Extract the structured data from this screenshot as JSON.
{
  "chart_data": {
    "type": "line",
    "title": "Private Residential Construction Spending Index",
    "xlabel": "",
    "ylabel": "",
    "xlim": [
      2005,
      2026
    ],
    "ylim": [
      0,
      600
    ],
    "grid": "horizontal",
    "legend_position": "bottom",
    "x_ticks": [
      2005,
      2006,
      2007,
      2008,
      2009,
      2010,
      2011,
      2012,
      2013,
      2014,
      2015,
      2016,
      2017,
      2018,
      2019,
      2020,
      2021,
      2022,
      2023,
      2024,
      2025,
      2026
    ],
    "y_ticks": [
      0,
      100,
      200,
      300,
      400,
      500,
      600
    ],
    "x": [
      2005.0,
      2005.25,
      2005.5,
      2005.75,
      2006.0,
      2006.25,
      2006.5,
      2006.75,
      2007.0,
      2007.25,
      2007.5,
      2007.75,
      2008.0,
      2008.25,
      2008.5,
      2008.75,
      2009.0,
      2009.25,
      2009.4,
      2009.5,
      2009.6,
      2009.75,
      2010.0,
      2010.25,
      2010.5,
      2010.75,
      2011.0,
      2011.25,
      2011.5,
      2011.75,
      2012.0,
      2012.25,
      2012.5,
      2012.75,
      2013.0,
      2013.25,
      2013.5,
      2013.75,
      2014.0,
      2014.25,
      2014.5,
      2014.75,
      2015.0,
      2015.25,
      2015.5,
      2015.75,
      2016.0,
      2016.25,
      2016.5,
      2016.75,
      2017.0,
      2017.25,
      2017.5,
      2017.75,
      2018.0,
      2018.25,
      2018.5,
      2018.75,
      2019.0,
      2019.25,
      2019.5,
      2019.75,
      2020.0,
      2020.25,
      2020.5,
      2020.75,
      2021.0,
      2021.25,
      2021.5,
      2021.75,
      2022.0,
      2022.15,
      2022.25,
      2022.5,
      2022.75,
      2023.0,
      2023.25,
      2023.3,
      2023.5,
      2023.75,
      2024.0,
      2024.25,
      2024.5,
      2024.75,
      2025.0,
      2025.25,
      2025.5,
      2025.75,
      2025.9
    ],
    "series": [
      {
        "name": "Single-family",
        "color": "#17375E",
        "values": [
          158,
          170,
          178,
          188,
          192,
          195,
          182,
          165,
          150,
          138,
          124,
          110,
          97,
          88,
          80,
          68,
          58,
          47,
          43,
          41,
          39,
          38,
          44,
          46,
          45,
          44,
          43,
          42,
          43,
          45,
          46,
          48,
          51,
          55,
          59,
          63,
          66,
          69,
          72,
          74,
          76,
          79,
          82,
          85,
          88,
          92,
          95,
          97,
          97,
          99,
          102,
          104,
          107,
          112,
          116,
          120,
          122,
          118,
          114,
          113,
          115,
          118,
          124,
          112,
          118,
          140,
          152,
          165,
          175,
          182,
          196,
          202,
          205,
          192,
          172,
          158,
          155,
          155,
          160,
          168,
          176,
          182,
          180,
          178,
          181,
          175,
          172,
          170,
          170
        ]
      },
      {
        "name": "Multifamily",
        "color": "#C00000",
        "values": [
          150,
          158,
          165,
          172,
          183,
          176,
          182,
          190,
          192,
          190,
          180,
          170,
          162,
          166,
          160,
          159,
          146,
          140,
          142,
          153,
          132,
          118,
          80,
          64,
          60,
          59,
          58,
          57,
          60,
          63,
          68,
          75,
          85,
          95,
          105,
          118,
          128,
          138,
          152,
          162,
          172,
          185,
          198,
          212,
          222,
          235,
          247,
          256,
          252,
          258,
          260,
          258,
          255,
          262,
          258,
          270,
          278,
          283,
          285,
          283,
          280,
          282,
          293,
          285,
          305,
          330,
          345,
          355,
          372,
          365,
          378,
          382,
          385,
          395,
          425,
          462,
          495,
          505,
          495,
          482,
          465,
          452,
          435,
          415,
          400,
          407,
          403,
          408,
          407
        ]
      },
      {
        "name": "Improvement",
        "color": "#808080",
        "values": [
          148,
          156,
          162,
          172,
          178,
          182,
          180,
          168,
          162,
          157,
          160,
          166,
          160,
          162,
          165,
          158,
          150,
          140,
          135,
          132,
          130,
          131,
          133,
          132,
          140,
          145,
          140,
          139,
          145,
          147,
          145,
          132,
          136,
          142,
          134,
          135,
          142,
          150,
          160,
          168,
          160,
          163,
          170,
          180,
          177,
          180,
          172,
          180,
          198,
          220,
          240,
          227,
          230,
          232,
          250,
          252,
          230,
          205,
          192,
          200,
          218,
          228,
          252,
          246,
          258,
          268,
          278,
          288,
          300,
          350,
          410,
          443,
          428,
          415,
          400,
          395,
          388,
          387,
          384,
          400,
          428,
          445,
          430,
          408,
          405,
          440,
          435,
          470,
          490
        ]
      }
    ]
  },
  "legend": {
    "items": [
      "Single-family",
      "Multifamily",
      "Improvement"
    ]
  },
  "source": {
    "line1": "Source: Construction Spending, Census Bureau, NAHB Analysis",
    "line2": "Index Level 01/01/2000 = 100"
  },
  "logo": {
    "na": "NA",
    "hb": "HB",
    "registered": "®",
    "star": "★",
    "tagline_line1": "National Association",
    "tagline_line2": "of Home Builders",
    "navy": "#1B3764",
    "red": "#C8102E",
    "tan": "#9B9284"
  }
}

********

(What to do): Transcribe the entire listing above precisely.

(Expected answer):
Extract the structured data from this screenshot as JSON.
{
  "chart_data": {
    "type": "line",
    "title": "Private Residential Construction Spending Index",
    "xlabel": "",
    "ylabel": "",
    "xlim": [
      2005,
      2026
    ],
    "ylim": [
      0,
      600
    ],
    "grid": "horizontal",
    "legend_position": "bottom",
    "x_ticks": [
      2005,
      2006,
      2007,
      2008,
      2009,
      2010,
      2011,
      2012,
      2013,
      2014,
      2015,
      2016,
      2017,
      2018,
      2019,
      2020,
      2021,
      2022,
      2023,
      2024,
      2025,
      2026
    ],
    "y_ticks": [
      0,
      100,
      200,
      300,
      400,
      500,
      600
    ],
    "x": [
      2005.0,
      2005.25,
      2005.5,
      2005.75,
      2006.0,
      2006.25,
      2006.5,
      2006.75,
      2007.0,
      2007.25,
      2007.5,
      2007.75,
      2008.0,
      2008.25,
      2008.5,
      2008.75,
      2009.0,
      2009.25,
      2009.4,
      2009.5,
      2009.6,
      2009.75,
      2010.0,
      2010.25,
      2010.5,
      2010.75,
      2011.0,
      2011.25,
      2011.5,
      2011.75,
      2012.0,
      2012.25,
      2012.5,
      2012.75,
      2013.0,
      2013.25,
      2013.5,
      2013.75,
      2014.0,
      2014.25,
      2014.5,
      2014.75,
      2015.0,
      2015.25,
      2015.5,
      2015.75,
      2016.0,
      2016.25,
      2016.5,
      2016.75,
      2017.0,
      2017.25,
      2017.5,
      2017.75,
      2018.0,
      2018.25,
      2018.5,
      2018.75,
      2019.0,
      2019.25,
      2019.5,
      2019.75,
      2020.0,
      2020.25,
      2020.5,
      2020.75,
      2021.0,
      2021.25,
      2021.5,
      2021.75,
      2022.0,
      2022.15,
      2022.25,
      2022.5,
      2022.75,
      2023.0,
      2023.25,
      2023.3,
      2023.5,
      2023.75,
      2024.0,
      2024.25,
      2024.5,
      2024.75,
      2025.0,
      2025.25,
      2025.5,
      2025.75,
      2025.9
    ],
    "series": [
      {
        "name": "Single-family",
        "color": "#17375E",
        "values": [
          158,
          170,
          178,
          188,
          192,
          195,
          182,
          165,
          150,
          138,
          124,
          110,
          97,
          88,
          80,
          68,
          58,
          47,
          43,
          41,
          39,
          38,
          44,
          46,
          45,
          44,
          43,
          42,
          43,
          45,
          46,
          48,
          51,
          55,
          59,
          63,
          66,
          69,
          72,
          74,
          76,
          79,
          82,
          85,
          88,
          92,
          95,
          97,
          97,
          99,
          102,
          104,
          107,
          112,
          116,
          120,
          122,
          118,
          114,
          113,
          115,
          118,
          124,
          112,
          118,
          140,
          152,
          165,
          175,
          182,
          196,
          202,
          205,
          192,
          172,
          158,
          155,
          155,
          160,
          168,
          176,
          182,
          180,
          178,
          181,
          175,
          172,
          170,
          170
        ]
      },
      {
        "name": "Multifamily",
        "color": "#C00000",
        "values": [
          150,
          158,
          165,
          172,
          183,
          176,
          182,
          190,
          192,
          190,
          180,
          170,
          162,
          166,
          160,
          159,
          146,
          140,
          142,
          153,
          132,
          118,
          80,
          64,
          60,
          59,
          58,
          57,
          60,
          63,
          68,
          75,
          85,
          95,
          105,
          118,
          128,
          138,
          152,
          162,
          172,
          185,
          198,
          212,
          222,
          235,
          247,
          256,
          252,
          258,
          260,
          258,
          255,
          262,
          258,
          270,
          278,
          283,
          285,
          283,
          280,
          282,
          293,
          285,
          305,
          330,
          345,
          355,
          372,
          365,
          378,
          382,
          385,
          395,
          425,
          462,
          495,
          505,
          495,
          482,
          465,
          452,
          435,
          415,
          400,
          407,
          403,
          408,
          407
        ]
      },
      {
        "name": "Improvement",
        "color": "#808080",
        "values": [
          148,
          156,
          162,
          172,
          178,
          182,
          180,
          168,
          162,
          157,
          160,
          166,
          160,
          162,
          165,
          158,
          150,
          140,
          135,
          132,
          130,
          131,
          133,
          132,
          140,
          145,
          140,
          139,
          145,
          147,
          145,
          132,
          136,
          142,
          134,
          135,
          142,
          150,
          160,
          168,
          160,
          163,
          170,
          180,
          177,
          180,
          172,
          180,
          198,
          220,
          240,
          227,
          230,
          232,
          250,
          252,
          230,
          205,
          192,
          200,
          218,
          228,
          252,
          246,
          258,
          268,
          278,
          288,
          300,
          350,
          410,
          443,
          428,
          415,
          400,
          395,
          388,
          387,
          384,
          400,
          428,
          445,
          430,
          408,
          405,
          440,
          435,
          470,
          490
        ]
      }
    ]
  },
  "legend": {
    "items": [
      "Single-family",
      "Multifamily",
      "Improvement"
    ]
  },
  "source": {
    "line1": "Source: Construction Spending, Census Bureau, NAHB Analysis",
    "line2": "Index Level 01/01/2000 = 100"
  },
  "logo": {
    "na": "NA",
    "hb": "HB",
    "registered": "®",
    "star": "★",
    "tagline_line1": "National Association",
    "tagline_line2": "of Home Builders",
    "navy": "#1B3764",
    "red": "#C8102E",
    "tan": "#9B9284"
  }
}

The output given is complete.